● WHAT TO WORK ON: Could you extract every entry below and reproduce it exactly?
## start PROVIDED ENTRIES
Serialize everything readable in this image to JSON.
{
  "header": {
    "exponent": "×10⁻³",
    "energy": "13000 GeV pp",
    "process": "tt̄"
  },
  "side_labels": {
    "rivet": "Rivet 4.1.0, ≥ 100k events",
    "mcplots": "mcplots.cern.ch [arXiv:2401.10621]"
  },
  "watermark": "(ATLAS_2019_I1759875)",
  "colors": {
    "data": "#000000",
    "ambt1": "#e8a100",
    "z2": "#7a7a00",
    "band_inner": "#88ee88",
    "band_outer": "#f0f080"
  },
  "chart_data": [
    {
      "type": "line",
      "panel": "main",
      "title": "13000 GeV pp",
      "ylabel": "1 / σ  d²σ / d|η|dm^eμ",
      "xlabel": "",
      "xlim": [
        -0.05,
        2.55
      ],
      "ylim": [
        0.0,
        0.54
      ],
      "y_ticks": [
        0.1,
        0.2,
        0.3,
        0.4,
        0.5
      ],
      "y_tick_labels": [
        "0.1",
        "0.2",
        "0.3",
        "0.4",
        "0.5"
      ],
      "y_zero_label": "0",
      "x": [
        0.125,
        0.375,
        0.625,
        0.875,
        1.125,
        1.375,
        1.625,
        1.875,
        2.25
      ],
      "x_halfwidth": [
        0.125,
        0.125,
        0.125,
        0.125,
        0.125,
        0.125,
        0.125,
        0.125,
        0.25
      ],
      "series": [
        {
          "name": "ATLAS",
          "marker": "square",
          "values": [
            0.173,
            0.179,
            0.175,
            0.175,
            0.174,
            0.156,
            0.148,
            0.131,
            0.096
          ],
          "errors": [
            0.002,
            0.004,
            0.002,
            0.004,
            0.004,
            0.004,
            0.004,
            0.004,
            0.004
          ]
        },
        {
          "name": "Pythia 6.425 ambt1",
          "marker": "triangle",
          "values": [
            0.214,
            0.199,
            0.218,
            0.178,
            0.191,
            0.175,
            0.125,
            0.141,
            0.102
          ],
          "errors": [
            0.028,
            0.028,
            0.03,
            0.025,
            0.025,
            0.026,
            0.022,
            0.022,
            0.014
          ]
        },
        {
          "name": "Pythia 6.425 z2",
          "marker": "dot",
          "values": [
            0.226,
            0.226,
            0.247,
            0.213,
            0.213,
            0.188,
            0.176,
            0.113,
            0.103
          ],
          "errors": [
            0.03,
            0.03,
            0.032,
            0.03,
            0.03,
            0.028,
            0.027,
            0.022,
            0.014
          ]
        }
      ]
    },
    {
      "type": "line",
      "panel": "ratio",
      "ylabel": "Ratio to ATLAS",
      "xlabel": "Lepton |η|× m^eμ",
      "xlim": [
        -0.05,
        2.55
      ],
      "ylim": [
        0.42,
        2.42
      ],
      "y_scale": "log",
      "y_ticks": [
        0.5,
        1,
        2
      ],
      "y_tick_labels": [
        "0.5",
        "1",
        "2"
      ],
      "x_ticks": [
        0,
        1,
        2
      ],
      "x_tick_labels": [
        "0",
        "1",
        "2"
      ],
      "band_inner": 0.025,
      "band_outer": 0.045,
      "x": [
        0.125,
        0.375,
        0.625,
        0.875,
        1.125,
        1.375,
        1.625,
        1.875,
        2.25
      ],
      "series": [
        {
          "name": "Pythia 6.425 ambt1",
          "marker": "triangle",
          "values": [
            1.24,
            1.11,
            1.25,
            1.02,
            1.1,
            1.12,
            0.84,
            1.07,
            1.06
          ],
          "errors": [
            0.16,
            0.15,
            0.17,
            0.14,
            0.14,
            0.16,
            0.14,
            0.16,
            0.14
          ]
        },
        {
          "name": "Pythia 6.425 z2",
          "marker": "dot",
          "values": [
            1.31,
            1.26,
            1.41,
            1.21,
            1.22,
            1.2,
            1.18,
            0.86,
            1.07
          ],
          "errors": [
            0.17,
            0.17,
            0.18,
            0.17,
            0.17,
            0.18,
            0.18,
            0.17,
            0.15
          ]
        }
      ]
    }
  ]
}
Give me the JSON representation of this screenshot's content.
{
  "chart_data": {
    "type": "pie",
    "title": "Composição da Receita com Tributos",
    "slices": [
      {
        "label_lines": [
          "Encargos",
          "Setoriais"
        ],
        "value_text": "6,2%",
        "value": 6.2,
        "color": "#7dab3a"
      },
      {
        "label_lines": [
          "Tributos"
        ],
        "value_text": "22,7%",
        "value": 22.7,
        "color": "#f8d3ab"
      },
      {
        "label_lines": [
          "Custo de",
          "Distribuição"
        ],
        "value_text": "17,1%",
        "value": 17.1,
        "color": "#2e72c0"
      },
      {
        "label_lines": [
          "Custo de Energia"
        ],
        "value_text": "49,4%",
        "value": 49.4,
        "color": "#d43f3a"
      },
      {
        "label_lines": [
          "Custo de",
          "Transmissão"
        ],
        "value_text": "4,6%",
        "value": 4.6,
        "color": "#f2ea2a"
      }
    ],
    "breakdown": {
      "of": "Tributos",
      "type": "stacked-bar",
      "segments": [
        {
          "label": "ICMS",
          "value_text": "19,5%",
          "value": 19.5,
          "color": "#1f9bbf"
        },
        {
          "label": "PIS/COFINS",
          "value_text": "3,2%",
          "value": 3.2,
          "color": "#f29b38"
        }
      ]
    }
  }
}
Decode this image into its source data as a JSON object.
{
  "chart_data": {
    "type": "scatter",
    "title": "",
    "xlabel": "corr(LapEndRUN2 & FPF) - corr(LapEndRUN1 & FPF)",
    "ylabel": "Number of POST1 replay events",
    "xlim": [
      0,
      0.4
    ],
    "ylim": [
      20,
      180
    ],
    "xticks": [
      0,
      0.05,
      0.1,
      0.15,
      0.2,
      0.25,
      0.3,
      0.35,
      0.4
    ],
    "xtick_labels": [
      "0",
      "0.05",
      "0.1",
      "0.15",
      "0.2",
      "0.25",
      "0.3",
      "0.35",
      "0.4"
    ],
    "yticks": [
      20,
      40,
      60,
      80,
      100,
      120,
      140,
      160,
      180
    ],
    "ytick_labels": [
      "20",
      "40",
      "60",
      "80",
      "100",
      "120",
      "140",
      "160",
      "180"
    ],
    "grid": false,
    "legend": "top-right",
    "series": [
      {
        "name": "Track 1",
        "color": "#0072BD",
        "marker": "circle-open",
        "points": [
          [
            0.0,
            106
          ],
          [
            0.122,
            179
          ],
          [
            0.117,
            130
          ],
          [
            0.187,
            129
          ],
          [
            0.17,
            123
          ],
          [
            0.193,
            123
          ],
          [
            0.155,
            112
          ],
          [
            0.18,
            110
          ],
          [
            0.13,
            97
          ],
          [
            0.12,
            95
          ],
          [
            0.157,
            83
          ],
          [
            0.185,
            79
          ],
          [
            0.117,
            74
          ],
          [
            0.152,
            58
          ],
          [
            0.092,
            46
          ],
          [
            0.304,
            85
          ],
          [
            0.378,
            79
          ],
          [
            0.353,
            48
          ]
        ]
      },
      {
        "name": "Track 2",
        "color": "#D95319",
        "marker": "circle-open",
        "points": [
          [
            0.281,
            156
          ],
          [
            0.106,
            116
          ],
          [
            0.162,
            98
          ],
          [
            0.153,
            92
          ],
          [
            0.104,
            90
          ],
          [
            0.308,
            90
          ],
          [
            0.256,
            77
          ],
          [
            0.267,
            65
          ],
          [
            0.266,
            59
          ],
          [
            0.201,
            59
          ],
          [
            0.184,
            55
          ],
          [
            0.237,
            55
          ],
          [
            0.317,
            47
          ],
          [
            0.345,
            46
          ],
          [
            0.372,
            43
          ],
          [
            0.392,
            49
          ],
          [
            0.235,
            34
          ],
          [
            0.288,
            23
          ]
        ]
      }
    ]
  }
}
## end PROVIDED ENTRIES
● WRITTEN REPLY:
Serialize everything readable in this image to JSON.
{
  "header": {
    "exponent": "×10⁻³",
    "energy": "13000 GeV pp",
    "process": "tt̄"
  },
  "side_labels": {
    "rivet": "Rivet 4.1.0, ≥ 100k events",
    "mcplots": "mcplots.cern.ch [arXiv:2401.10621]"
  },
  "watermark": "(ATLAS_2019_I1759875)",
  "colors": {
    "data": "#000000",
    "ambt1": "#e8a100",
    "z2": "#7a7a00",
    "band_inner": "#88ee88",
    "band_outer": "#f0f080"
  },
  "chart_data": [
    {
      "type": "line",
      "panel": "main",
      "title": "13000 GeV pp",
      "ylabel": "1 / σ  d²σ / d|η|dm^eμ",
      "xlabel": "",
      "xlim": [
        -0.05,
        2.55
      ],
      "ylim": [
        0.0,
        0.54
      ],
      "y_ticks": [
        0.1,
        0.2,
        0.3,
        0.4,
        0.5
      ],
      "y_tick_labels": [
        "0.1",
        "0.2",
        "0.3",
        "0.4",
        "0.5"
      ],
      "y_zero_label": "0",
      "x": [
        0.125,
        0.375,
        0.625,
        0.875,
        1.125,
        1.375,
        1.625,
        1.875,
        2.25
      ],
      "x_halfwidth": [
        0.125,
        0.125,
        0.125,
        0.125,
        0.125,
        0.125,
        0.125,
        0.125,
        0.25
      ],
      "series": [
        {
          "name": "ATLAS",
          "marker": "square",
          "values": [
            0.173,
            0.179,
            0.175,
            0.175,
            0.174,
            0.156,
            0.148,
            0.131,
            0.096
          ],
          "errors": [
            0.002,
            0.004,
            0.002,
            0.004,
            0.004,
            0.004,
            0.004,
            0.004,
            0.004
          ]
        },
        {
          "name": "Pythia 6.425 ambt1",
          "marker": "triangle",
          "values": [
            0.214,
            0.199,
            0.218,
            0.178,
            0.191,
            0.175,
            0.125,
            0.141,
            0.102
          ],
          "errors": [
            0.028,
            0.028,
            0.03,
            0.025,
            0.025,
            0.026,
            0.022,
            0.022,
            0.014
          ]
        },
        {
          "name": "Pythia 6.425 z2",
          "marker": "dot",
          "values": [
            0.226,
            0.226,
            0.247,
            0.213,
            0.213,
            0.188,
            0.176,
            0.113,
            0.103
          ],
          "errors": [
            0.03,
            0.03,
            0.032,
            0.03,
            0.03,
            0.028,
            0.027,
            0.022,
            0.014
          ]
        }
      ]
    },
    {
      "type": "line",
      "panel": "ratio",
      "ylabel": "Ratio to ATLAS",
      "xlabel": "Lepton |η|× m^eμ",
      "xlim": [
        -0.05,
        2.55
      ],
      "ylim": [
        0.42,
        2.42
      ],
      "y_scale": "log",
      "y_ticks": [
        0.5,
        1,
        2
      ],
      "y_tick_labels": [
        "0.5",
        "1",
        "2"
      ],
      "x_ticks": [
        0,
        1,
        2
      ],
      "x_tick_labels": [
        "0",
        "1",
        "2"
      ],
      "band_inner": 0.025,
      "band_outer": 0.045,
      "x": [
        0.125,
        0.375,
        0.625,
        0.875,
        1.125,
        1.375,
        1.625,
        1.875,
        2.25
      ],
      "series": [
        {
          "name": "Pythia 6.425 ambt1",
          "marker": "triangle",
          "values": [
            1.24,
            1.11,
            1.25,
            1.02,
            1.1,
            1.12,
            0.84,
            1.07,
            1.06
          ],
          "errors": [
            0.16,
            0.15,
            0.17,
            0.14,
            0.14,
            0.16,
            0.14,
            0.16,
            0.14
          ]
        },
        {
          "name": "Pythia 6.425 z2",
          "marker": "dot",
          "values": [
            1.31,
            1.26,
            1.41,
            1.21,
            1.22,
            1.2,
            1.18,
            0.86,
            1.07
          ],
          "errors": [
            0.17,
            0.17,
            0.18,
            0.17,
            0.17,
            0.18,
            0.18,
            0.17,
            0.15
          ]
        }
      ]
    }
  ]
}
Give me the JSON representation of this screenshot's content.
{
  "chart_data": {
    "type": "pie",
    "title": "Composição da Receita com Tributos",
    "slices": [
      {
        "label_lines": [
          "Encargos",
          "Setoriais"
        ],
        "value_text": "6,2%",
        "value": 6.2,
        "color": "#7dab3a"
      },
      {
        "label_lines": [
          "Tributos"
        ],
        "value_text": "22,7%",
        "value": 22.7,
        "color": "#f8d3ab"
      },
      {
        "label_lines": [
          "Custo de",
          "Distribuição"
        ],
        "value_text": "17,1%",
        "value": 17.1,
        "color": "#2e72c0"
      },
      {
        "label_lines": [
          "Custo de Energia"
        ],
        "value_text": "49,4%",
        "value": 49.4,
        "color": "#d43f3a"
      },
      {
        "label_lines": [
          "Custo de",
          "Transmissão"
        ],
        "value_text": "4,6%",
        "value": 4.6,
        "color": "#f2ea2a"
      }
    ],
    "breakdown": {
      "of": "Tributos",
      "type": "stacked-bar",
      "segments": [
        {
          "label": "ICMS",
          "value_text": "19,5%",
          "value": 19.5,
          "color": "#1f9bbf"
        },
        {
          "label": "PIS/COFINS",
          "value_text": "3,2%",
          "value": 3.2,
          "color": "#f29b38"
        }
      ]
    }
  }
}
Decode this image into its source data as a JSON object.
{
  "chart_data": {
    "type": "scatter",
    "title": "",
    "xlabel": "corr(LapEndRUN2 & FPF) - corr(LapEndRUN1 & FPF)",
    "ylabel": "Number of POST1 replay events",
    "xlim": [
      0,
      0.4
    ],
    "ylim": [
      20,
      180
    ],
    "xticks": [
      0,
      0.05,
      0.1,
      0.15,
      0.2,
      0.25,
      0.3,
      0.35,
      0.4
    ],
    "xtick_labels": [
      "0",
      "0.05",
      "0.1",
      "0.15",
      "0.2",
      "0.25",
      "0.3",
      "0.35",
      "0.4"
    ],
    "yticks": [
      20,
      40,
      60,
      80,
      100,
      120,
      140,
      160,
      180
    ],
    "ytick_labels": [
      "20",
      "40",
      "60",
      "80",
      "100",
      "120",
      "140",
      "160",
      "180"
    ],
    "grid": false,
    "legend": "top-right",
    "series": [
      {
        "name": "Track 1",
        "color": "#0072BD",
        "marker": "circle-open",
        "points": [
          [
            0.0,
            106
          ],
          [
            0.122,
            179
          ],
          [
            0.117,
            130
          ],
          [
            0.187,
            129
          ],
          [
            0.17,
            123
          ],
          [
            0.193,
            123
          ],
          [
            0.155,
            112
          ],
          [
            0.18,
            110
          ],
          [
            0.13,
            97
          ],
          [
            0.12,
            95
          ],
          [
            0.157,
            83
          ],
          [
            0.185,
            79
          ],
          [
            0.117,
            74
          ],
          [
            0.152,
            58
          ],
          [
            0.092,
            46
          ],
          [
            0.304,
            85
          ],
          [
            0.378,
            79
          ],
          [
            0.353,
            48
          ]
        ]
      },
      {
        "name": "Track 2",
        "color": "#D95319",
        "marker": "circle-open",
        "points": [
          [
            0.281,
            156
          ],
          [
            0.106,
            116
          ],
          [
            0.162,
            98
          ],
          [
            0.153,
            92
          ],
          [
            0.104,
            90
          ],
          [
            0.308,
            90
          ],
          [
            0.256,
            77
          ],
          [
            0.267,
            65
          ],
          [
            0.266,
            59
          ],
          [
            0.201,
            59
          ],
          [
            0.184,
            55
          ],
          [
            0.237,
            55
          ],
          [
            0.317,
            47
          ],
          [
            0.345,
            46
          ],
          [
            0.372,
            43
          ],
          [
            0.392,
            49
          ],
          [
            0.235,
            34
          ],
          [
            0.288,
            23
          ]
        ]
      }
    ]
  }
}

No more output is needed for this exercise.